Figure record listings:
════════
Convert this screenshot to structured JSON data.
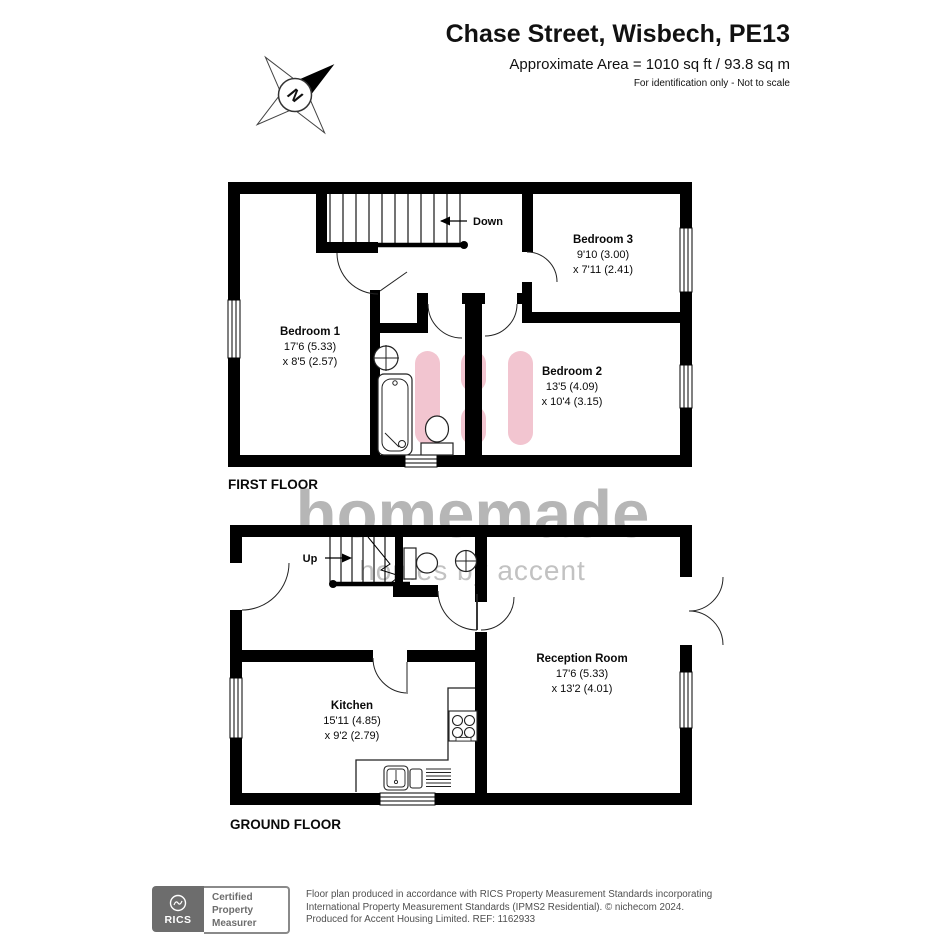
{
  "header": {
    "title": "Chase Street, Wisbech, PE13",
    "area": "Approximate Area = 1010 sq ft / 93.8 sq m",
    "disclaimer": "For identification only - Not to scale"
  },
  "compass": {
    "letter": "N"
  },
  "watermark": {
    "name": "homemade",
    "tagline": "homes by accent"
  },
  "floors": {
    "first": {
      "label": "FIRST FLOOR",
      "stair_label": "Down",
      "rooms": {
        "bedroom1": {
          "name": "Bedroom 1",
          "dim1": "17'6 (5.33)",
          "dim2": "x 8'5 (2.57)"
        },
        "bedroom3": {
          "name": "Bedroom 3",
          "dim1": "9'10 (3.00)",
          "dim2": "x 7'11 (2.41)"
        },
        "bedroom2": {
          "name": "Bedroom 2",
          "dim1": "13'5 (4.09)",
          "dim2": "x 10'4 (3.15)"
        }
      }
    },
    "ground": {
      "label": "GROUND FLOOR",
      "stair_label": "Up",
      "rooms": {
        "kitchen": {
          "name": "Kitchen",
          "dim1": "15'11 (4.85)",
          "dim2": "x 9'2 (2.79)"
        },
        "reception": {
          "name": "Reception Room",
          "dim1": "17'6 (5.33)",
          "dim2": "x 13'2 (4.01)"
        }
      }
    }
  },
  "footer": {
    "rics": "RICS",
    "certification": [
      "Certified",
      "Property",
      "Measurer"
    ],
    "line1": "Floor plan produced in accordance with RICS Property Measurement Standards incorporating",
    "line2": "International Property Measurement Standards (IPMS2 Residential).   © nichecom 2024.",
    "line3": "Produced for Accent Housing Limited.   REF:  1162933"
  },
  "colors": {
    "wall": "#000000",
    "logo_pink": "#f2c5d0",
    "watermark_name": "#b6b6b6",
    "watermark_tagline": "#c2c2c2"
  }
}
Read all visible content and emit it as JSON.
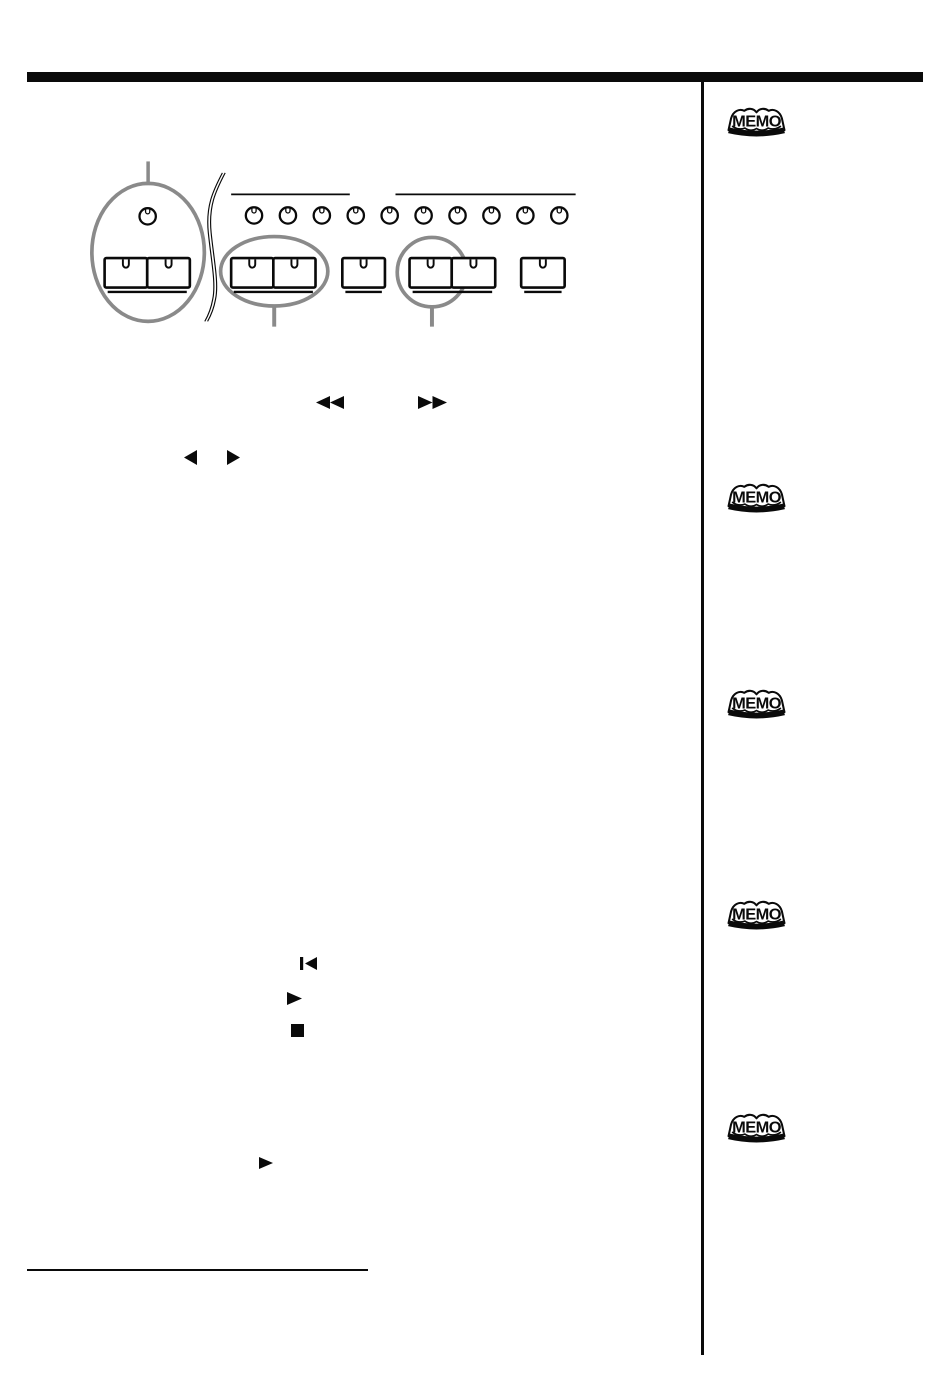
{
  "page": {
    "bg_color": "#ffffff",
    "ink_color": "#0a0a0a",
    "annotation_color": "#8a8a8a"
  },
  "sidebar": {
    "memo_badges": [
      {
        "label": "MEMO"
      },
      {
        "label": "MEMO"
      },
      {
        "label": "MEMO"
      },
      {
        "label": "MEMO"
      },
      {
        "label": "MEMO"
      }
    ]
  },
  "diagram": {
    "left_knob_count": 1,
    "right_knob_count": 10,
    "button_groups": [
      {
        "type": "pair",
        "callout": "large-ellipse-with-knob"
      },
      {
        "type": "pair",
        "callout": "ellipse"
      },
      {
        "type": "single",
        "callout": "none"
      },
      {
        "type": "pair",
        "callout": "circle-on-first-button"
      },
      {
        "type": "single",
        "callout": "none"
      }
    ]
  },
  "symbols": [
    {
      "name": "rewind-icon",
      "glyph": "◄◄"
    },
    {
      "name": "fast-forward-icon",
      "glyph": "►►"
    },
    {
      "name": "cursor-left-icon",
      "glyph": "◄"
    },
    {
      "name": "cursor-right-icon",
      "glyph": "►"
    },
    {
      "name": "skip-to-start-icon",
      "glyph": "|◄"
    },
    {
      "name": "play-icon",
      "glyph": "►"
    },
    {
      "name": "stop-icon",
      "glyph": "■"
    },
    {
      "name": "play-icon-2",
      "glyph": "►"
    }
  ]
}
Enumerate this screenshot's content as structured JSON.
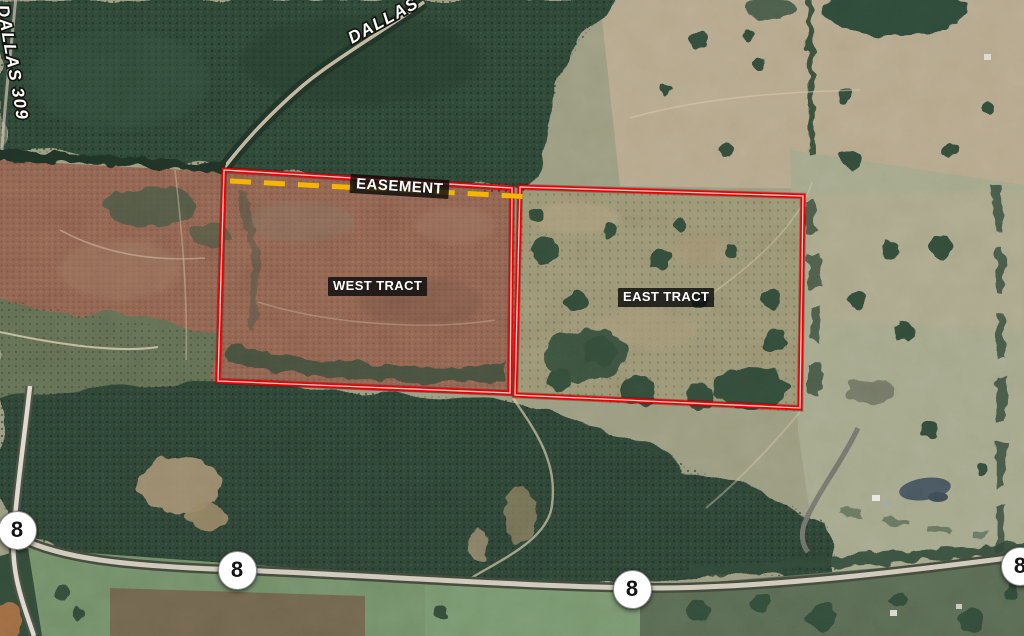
{
  "map": {
    "road_labels": [
      {
        "id": "dallas-309",
        "text": "DALLAS 309"
      },
      {
        "id": "dallas",
        "text": "DALLAS"
      }
    ],
    "tracts": [
      {
        "id": "west",
        "label": "WEST TRACT"
      },
      {
        "id": "east",
        "label": "EAST TRACT"
      }
    ],
    "easement": {
      "label": "EASEMENT"
    },
    "highway_shields": [
      {
        "route": "8"
      },
      {
        "route": "8"
      },
      {
        "route": "8"
      },
      {
        "route": "8"
      }
    ],
    "colors": {
      "tract_outline": "#ec0000",
      "easement_dash": "#f5b501",
      "shield_bg": "#ffffff",
      "shield_text": "#141414",
      "label_bg": "#111111",
      "label_text": "#ffffff"
    }
  }
}
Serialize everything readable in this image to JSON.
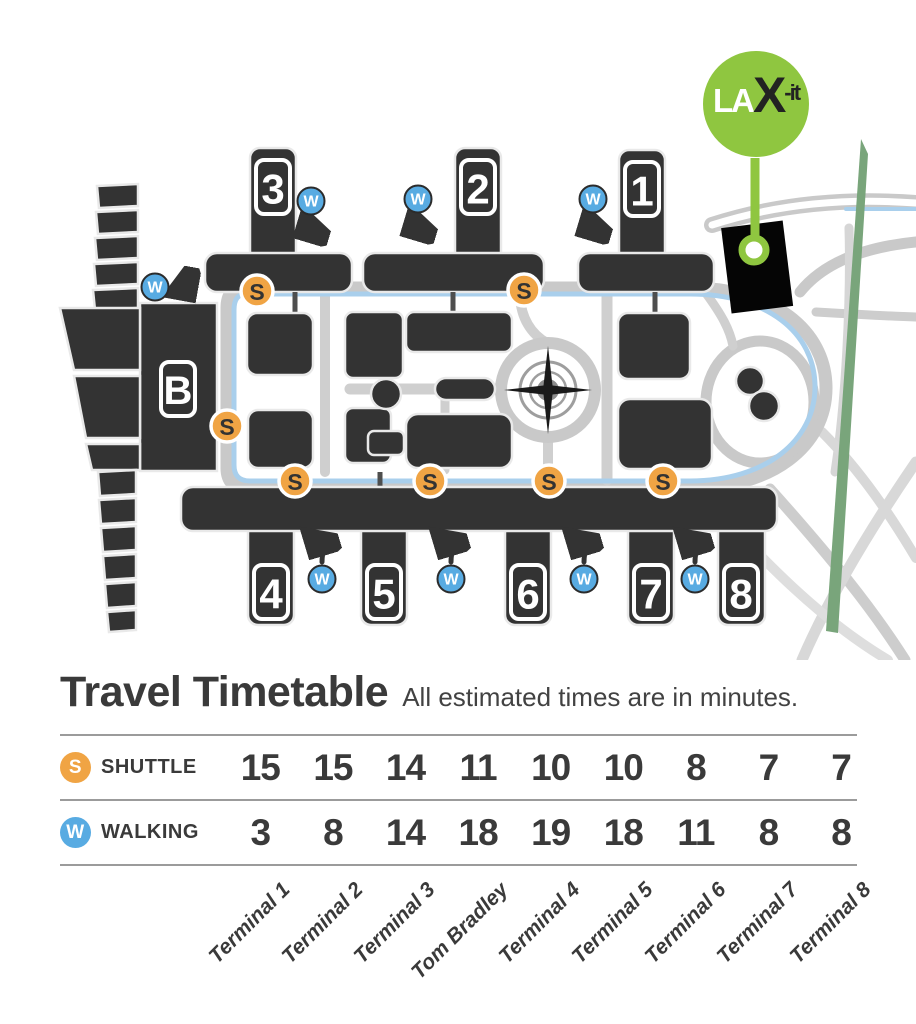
{
  "colors": {
    "terminal_dark": "#333333",
    "road_gray": "#C9C9C9",
    "route_blue": "#A9CFEC",
    "shuttle_orange": "#F0A444",
    "walking_blue": "#58ABE2",
    "laxit_green": "#8FC640",
    "parkway_green": "#79A57B"
  },
  "map": {
    "laxit_logo": {
      "la": "LA",
      "x": "X",
      "it": "-it"
    },
    "stop_letter": "S",
    "walk_letter": "W",
    "badges": {
      "t1": "1",
      "t2": "2",
      "t3": "3",
      "t4": "4",
      "t5": "5",
      "t6": "6",
      "t7": "7",
      "t8": "8",
      "tom_bradley": "B"
    }
  },
  "timetable": {
    "title": "Travel Timetable",
    "subtitle": "All estimated times are in minutes.",
    "rows": [
      {
        "id": "shuttle",
        "icon_letter": "S",
        "label": "SHUTTLE",
        "values": [
          "15",
          "15",
          "14",
          "11",
          "10",
          "10",
          "8",
          "7",
          "7"
        ]
      },
      {
        "id": "walking",
        "icon_letter": "W",
        "label": "WALKING",
        "values": [
          "3",
          "8",
          "14",
          "18",
          "19",
          "18",
          "11",
          "8",
          "8"
        ]
      }
    ],
    "columns": [
      "Terminal 1",
      "Terminal 2",
      "Terminal 3",
      "Tom Bradley",
      "Terminal 4",
      "Terminal 5",
      "Terminal 6",
      "Terminal 7",
      "Terminal 8"
    ]
  },
  "chart_data": {
    "type": "table",
    "title": "Travel Timetable",
    "subtitle": "All estimated times are in minutes.",
    "units": "minutes",
    "columns": [
      "Terminal 1",
      "Terminal 2",
      "Terminal 3",
      "Tom Bradley",
      "Terminal 4",
      "Terminal 5",
      "Terminal 6",
      "Terminal 7",
      "Terminal 8"
    ],
    "series": [
      {
        "name": "SHUTTLE",
        "values": [
          15,
          15,
          14,
          11,
          10,
          10,
          8,
          7,
          7
        ]
      },
      {
        "name": "WALKING",
        "values": [
          3,
          8,
          14,
          18,
          19,
          18,
          11,
          8,
          8
        ]
      }
    ]
  }
}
════════
WRITTEN INSTRUCTION: Reproduce the listing above exactly, excluding all pictures.

RIGHT ANSWER:
Convert this screenshot to structured JSON data.
{
  "header": {
    "title": "Chase Street, Wisbech, PE13",
    "area": "Approximate Area = 1010 sq ft / 93.8 sq m",
    "disclaimer": "For identification only - Not to scale"
  },
  "compass": {
    "letter": "N"
  },
  "watermark": {
    "name": "homemade",
    "tagline": "homes by accent"
  },
  "floors": {
    "first": {
      "label": "FIRST FLOOR",
      "stair_label": "Down",
      "rooms": {
        "bedroom1": {
          "name": "Bedroom 1",
          "dim1": "17'6 (5.33)",
          "dim2": "x 8'5 (2.57)"
        },
        "bedroom3": {
          "name": "Bedroom 3",
          "dim1": "9'10 (3.00)",
          "dim2": "x 7'11 (2.41)"
        },
        "bedroom2": {
          "name": "Bedroom 2",
          "dim1": "13'5 (4.09)",
          "dim2": "x 10'4 (3.15)"
        }
      }
    },
    "ground": {
      "label": "GROUND FLOOR",
      "stair_label": "Up",
      "rooms": {
        "kitchen": {
          "name": "Kitchen",
          "dim1": "15'11 (4.85)",
          "dim2": "x 9'2 (2.79)"
        },
        "reception": {
          "name": "Reception Room",
          "dim1": "17'6 (5.33)",
          "dim2": "x 13'2 (4.01)"
        }
      }
    }
  },
  "footer": {
    "rics": "RICS",
    "certification": [
      "Certified",
      "Property",
      "Measurer"
    ],
    "line1": "Floor plan produced in accordance with RICS Property Measurement Standards incorporating",
    "line2": "International Property Measurement Standards (IPMS2 Residential).   © nichecom 2024.",
    "line3": "Produced for Accent Housing Limited.   REF:  1162933"
  },
  "colors": {
    "wall": "#000000",
    "logo_pink": "#f2c5d0",
    "watermark_name": "#b6b6b6",
    "watermark_tagline": "#c2c2c2"
  }
}
Read all visible content and emit it as JSON.
{
  "page": {
    "bg_color": "#ffffff",
    "ink_color": "#0a0a0a",
    "annotation_color": "#8a8a8a"
  },
  "sidebar": {
    "memo_badges": [
      {
        "label": "MEMO"
      },
      {
        "label": "MEMO"
      },
      {
        "label": "MEMO"
      },
      {
        "label": "MEMO"
      },
      {
        "label": "MEMO"
      }
    ]
  },
  "diagram": {
    "left_knob_count": 1,
    "right_knob_count": 10,
    "button_groups": [
      {
        "type": "pair",
        "callout": "large-ellipse-with-knob"
      },
      {
        "type": "pair",
        "callout": "ellipse"
      },
      {
        "type": "single",
        "callout": "none"
      },
      {
        "type": "pair",
        "callout": "circle-on-first-button"
      },
      {
        "type": "single",
        "callout": "none"
      }
    ]
  },
  "symbols": [
    {
      "name": "rewind-icon",
      "glyph": "◄◄"
    },
    {
      "name": "fast-forward-icon",
      "glyph": "►►"
    },
    {
      "name": "cursor-left-icon",
      "glyph": "◄"
    },
    {
      "name": "cursor-right-icon",
      "glyph": "►"
    },
    {
      "name": "skip-to-start-icon",
      "glyph": "|◄"
    },
    {
      "name": "play-icon",
      "glyph": "►"
    },
    {
      "name": "stop-icon",
      "glyph": "■"
    },
    {
      "name": "play-icon-2",
      "glyph": "►"
    }
  ]
}
Enumerate this screenshot's content as structured JSON.
{
  "map": {
    "road_labels": [
      {
        "id": "dallas-309",
        "text": "DALLAS 309"
      },
      {
        "id": "dallas",
        "text": "DALLAS"
      }
    ],
    "tracts": [
      {
        "id": "west",
        "label": "WEST TRACT"
      },
      {
        "id": "east",
        "label": "EAST TRACT"
      }
    ],
    "easement": {
      "label": "EASEMENT"
    },
    "highway_shields": [
      {
        "route": "8"
      },
      {
        "route": "8"
      },
      {
        "route": "8"
      },
      {
        "route": "8"
      }
    ],
    "colors": {
      "tract_outline": "#ec0000",
      "easement_dash": "#f5b501",
      "shield_bg": "#ffffff",
      "shield_text": "#141414",
      "label_bg": "#111111",
      "label_text": "#ffffff"
    }
  }
}
Serialize everything readable in this image to JSON.
{
  "colors": {
    "terminal_dark": "#333333",
    "road_gray": "#C9C9C9",
    "route_blue": "#A9CFEC",
    "shuttle_orange": "#F0A444",
    "walking_blue": "#58ABE2",
    "laxit_green": "#8FC640",
    "parkway_green": "#79A57B"
  },
  "map": {
    "laxit_logo": {
      "la": "LA",
      "x": "X",
      "it": "-it"
    },
    "stop_letter": "S",
    "walk_letter": "W",
    "badges": {
      "t1": "1",
      "t2": "2",
      "t3": "3",
      "t4": "4",
      "t5": "5",
      "t6": "6",
      "t7": "7",
      "t8": "8",
      "tom_bradley": "B"
    }
  },
  "timetable": {
    "title": "Travel Timetable",
    "subtitle": "All estimated times are in minutes.",
    "rows": [
      {
        "id": "shuttle",
        "icon_letter": "S",
        "label": "SHUTTLE",
        "values": [
          "15",
          "15",
          "14",
          "11",
          "10",
          "10",
          "8",
          "7",
          "7"
        ]
      },
      {
        "id": "walking",
        "icon_letter": "W",
        "label": "WALKING",
        "values": [
          "3",
          "8",
          "14",
          "18",
          "19",
          "18",
          "11",
          "8",
          "8"
        ]
      }
    ],
    "columns": [
      "Terminal 1",
      "Terminal 2",
      "Terminal 3",
      "Tom Bradley",
      "Terminal 4",
      "Terminal 5",
      "Terminal 6",
      "Terminal 7",
      "Terminal 8"
    ]
  },
  "chart_data": {
    "type": "table",
    "title": "Travel Timetable",
    "subtitle": "All estimated times are in minutes.",
    "units": "minutes",
    "columns": [
      "Terminal 1",
      "Terminal 2",
      "Terminal 3",
      "Tom Bradley",
      "Terminal 4",
      "Terminal 5",
      "Terminal 6",
      "Terminal 7",
      "Terminal 8"
    ],
    "series": [
      {
        "name": "SHUTTLE",
        "values": [
          15,
          15,
          14,
          11,
          10,
          10,
          8,
          7,
          7
        ]
      },
      {
        "name": "WALKING",
        "values": [
          3,
          8,
          14,
          18,
          19,
          18,
          11,
          8,
          8
        ]
      }
    ]
  }
}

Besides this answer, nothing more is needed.